### Data lines

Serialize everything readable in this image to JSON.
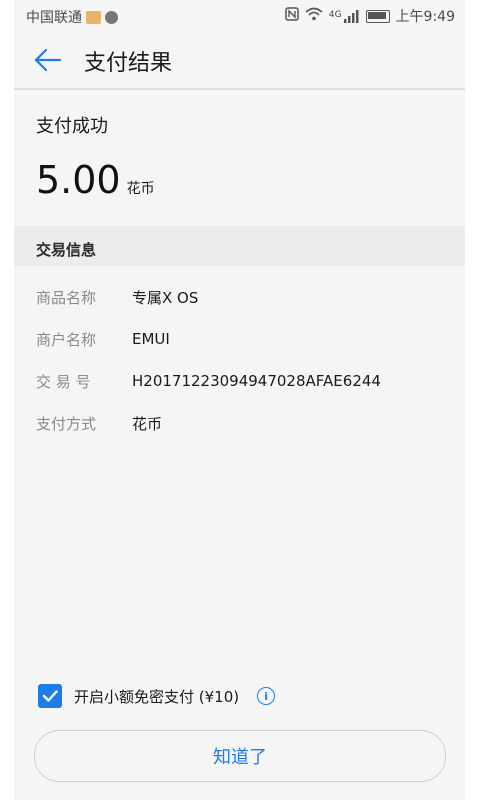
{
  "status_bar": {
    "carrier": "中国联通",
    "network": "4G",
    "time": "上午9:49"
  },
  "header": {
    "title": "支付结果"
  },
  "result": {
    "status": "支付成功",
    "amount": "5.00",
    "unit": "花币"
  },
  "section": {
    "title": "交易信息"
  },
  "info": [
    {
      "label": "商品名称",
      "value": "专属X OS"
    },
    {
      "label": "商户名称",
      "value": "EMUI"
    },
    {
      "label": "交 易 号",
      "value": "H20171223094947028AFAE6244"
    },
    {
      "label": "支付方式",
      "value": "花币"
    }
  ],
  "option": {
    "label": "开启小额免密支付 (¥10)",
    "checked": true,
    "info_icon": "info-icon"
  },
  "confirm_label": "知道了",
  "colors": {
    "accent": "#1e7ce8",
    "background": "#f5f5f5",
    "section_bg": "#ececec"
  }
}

######
### Data lines

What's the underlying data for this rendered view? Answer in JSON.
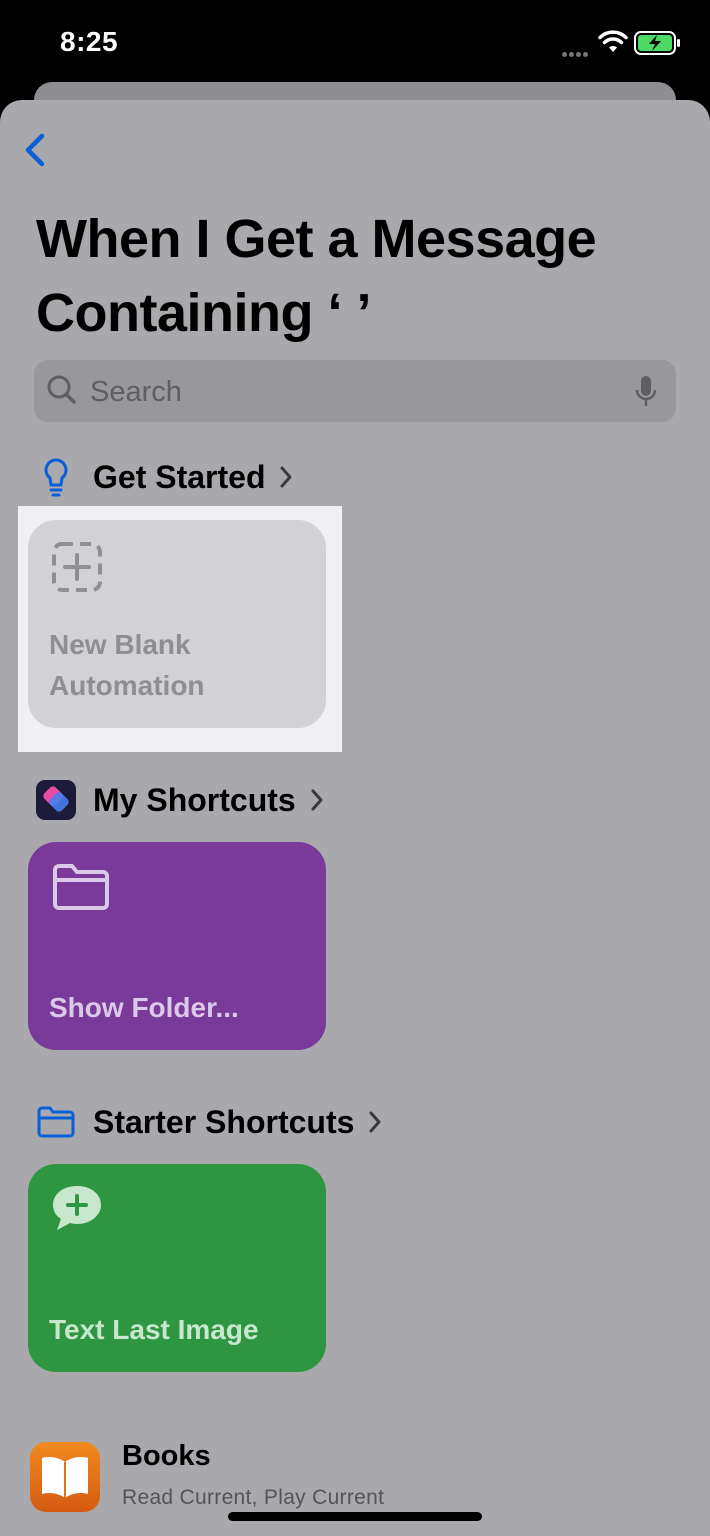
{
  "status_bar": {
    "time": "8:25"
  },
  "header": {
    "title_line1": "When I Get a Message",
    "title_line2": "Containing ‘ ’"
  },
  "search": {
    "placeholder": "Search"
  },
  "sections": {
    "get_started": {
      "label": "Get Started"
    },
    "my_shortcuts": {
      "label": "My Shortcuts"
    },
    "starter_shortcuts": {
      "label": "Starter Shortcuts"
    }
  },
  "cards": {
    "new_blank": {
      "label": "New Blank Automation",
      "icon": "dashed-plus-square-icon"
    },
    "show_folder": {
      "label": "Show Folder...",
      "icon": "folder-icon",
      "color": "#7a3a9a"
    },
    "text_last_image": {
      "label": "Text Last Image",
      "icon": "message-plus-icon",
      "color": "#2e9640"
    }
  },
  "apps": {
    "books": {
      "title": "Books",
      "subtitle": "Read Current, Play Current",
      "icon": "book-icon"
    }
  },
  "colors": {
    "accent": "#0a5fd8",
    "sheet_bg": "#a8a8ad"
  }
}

######
### Data lines

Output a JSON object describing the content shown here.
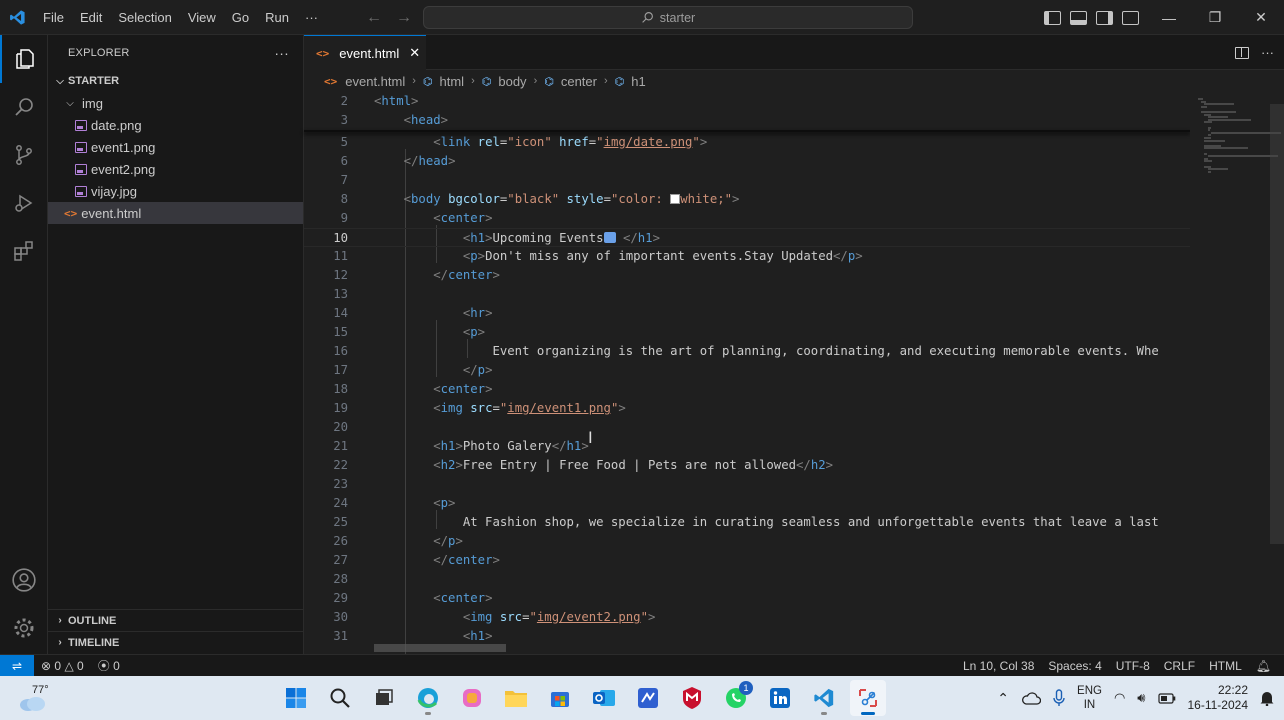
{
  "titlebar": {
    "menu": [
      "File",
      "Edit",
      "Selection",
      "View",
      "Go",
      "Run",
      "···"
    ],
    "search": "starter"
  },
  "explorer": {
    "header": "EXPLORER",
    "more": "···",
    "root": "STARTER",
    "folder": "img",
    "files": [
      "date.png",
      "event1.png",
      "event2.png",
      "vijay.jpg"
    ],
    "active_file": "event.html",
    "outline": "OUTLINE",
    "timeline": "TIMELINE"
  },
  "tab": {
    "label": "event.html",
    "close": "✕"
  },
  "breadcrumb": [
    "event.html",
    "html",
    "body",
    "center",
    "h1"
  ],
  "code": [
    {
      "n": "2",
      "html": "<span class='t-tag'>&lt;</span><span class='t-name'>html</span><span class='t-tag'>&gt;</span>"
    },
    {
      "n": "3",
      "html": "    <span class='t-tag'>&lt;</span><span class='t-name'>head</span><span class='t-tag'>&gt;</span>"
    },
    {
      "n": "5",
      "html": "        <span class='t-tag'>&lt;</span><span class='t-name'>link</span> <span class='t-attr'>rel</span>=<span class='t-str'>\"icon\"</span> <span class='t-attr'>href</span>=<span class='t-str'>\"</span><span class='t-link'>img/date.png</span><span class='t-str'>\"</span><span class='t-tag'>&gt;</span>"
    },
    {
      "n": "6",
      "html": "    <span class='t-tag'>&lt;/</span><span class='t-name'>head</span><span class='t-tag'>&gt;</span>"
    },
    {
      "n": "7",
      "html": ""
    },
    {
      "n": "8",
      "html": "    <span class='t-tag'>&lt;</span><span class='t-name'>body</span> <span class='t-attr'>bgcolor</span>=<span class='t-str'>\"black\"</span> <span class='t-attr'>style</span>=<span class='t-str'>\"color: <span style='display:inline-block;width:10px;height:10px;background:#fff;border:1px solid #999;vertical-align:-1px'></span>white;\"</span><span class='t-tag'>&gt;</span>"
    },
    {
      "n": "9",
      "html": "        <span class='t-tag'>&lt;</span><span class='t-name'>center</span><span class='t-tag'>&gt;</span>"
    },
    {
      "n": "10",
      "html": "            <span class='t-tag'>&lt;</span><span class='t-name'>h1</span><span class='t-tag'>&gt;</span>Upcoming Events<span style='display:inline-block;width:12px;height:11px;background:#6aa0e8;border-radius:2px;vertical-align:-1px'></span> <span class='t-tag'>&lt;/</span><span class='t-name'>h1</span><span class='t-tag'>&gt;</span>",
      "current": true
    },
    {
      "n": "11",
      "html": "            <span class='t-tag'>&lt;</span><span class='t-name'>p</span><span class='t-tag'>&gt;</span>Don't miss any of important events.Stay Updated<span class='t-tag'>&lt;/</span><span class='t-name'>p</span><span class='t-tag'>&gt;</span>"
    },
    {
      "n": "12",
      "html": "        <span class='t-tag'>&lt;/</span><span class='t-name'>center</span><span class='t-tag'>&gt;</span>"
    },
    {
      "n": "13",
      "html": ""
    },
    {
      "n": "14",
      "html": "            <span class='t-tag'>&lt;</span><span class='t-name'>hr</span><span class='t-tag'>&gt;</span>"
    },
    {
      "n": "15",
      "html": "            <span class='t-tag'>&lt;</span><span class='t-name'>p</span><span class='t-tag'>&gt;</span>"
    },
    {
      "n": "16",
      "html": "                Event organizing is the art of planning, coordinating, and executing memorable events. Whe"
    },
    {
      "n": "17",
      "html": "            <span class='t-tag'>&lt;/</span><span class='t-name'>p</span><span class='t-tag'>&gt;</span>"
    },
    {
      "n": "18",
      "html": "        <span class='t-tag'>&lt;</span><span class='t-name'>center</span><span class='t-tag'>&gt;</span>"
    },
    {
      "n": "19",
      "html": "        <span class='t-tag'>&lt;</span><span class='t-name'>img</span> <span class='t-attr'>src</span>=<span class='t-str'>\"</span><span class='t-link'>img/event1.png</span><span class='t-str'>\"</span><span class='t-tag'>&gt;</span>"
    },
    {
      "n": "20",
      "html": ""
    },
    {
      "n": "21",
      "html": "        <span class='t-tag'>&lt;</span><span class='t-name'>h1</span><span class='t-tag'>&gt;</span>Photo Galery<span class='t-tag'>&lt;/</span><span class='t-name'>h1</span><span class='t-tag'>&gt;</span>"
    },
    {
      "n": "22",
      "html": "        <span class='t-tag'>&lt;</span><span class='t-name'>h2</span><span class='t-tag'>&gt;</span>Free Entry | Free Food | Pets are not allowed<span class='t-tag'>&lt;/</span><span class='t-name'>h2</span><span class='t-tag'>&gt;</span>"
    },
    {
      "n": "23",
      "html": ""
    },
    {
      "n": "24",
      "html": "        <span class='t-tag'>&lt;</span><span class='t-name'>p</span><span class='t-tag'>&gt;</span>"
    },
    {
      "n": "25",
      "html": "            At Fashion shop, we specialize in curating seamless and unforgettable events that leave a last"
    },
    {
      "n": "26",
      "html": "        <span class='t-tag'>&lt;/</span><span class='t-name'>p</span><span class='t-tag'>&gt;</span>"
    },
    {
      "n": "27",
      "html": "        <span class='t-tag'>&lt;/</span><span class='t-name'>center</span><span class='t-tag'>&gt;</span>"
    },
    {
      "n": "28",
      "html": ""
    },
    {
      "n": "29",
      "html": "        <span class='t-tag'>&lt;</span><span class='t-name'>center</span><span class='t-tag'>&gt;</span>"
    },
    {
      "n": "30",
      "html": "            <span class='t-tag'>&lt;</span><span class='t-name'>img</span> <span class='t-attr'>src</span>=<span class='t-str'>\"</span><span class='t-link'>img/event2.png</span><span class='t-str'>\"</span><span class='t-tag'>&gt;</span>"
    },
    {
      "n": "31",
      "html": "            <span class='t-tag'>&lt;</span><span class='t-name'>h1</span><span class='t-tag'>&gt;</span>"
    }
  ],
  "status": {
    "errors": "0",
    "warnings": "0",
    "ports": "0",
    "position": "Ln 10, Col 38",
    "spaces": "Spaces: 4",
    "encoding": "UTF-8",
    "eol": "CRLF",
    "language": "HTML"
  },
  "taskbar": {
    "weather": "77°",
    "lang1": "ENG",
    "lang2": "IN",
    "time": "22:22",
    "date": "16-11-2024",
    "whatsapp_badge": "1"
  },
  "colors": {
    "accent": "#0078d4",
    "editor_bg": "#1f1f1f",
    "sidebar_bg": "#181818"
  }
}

######

Stated task =
The answer is a single number, the count of lines in the records that contain the string "this".

Task answer =
2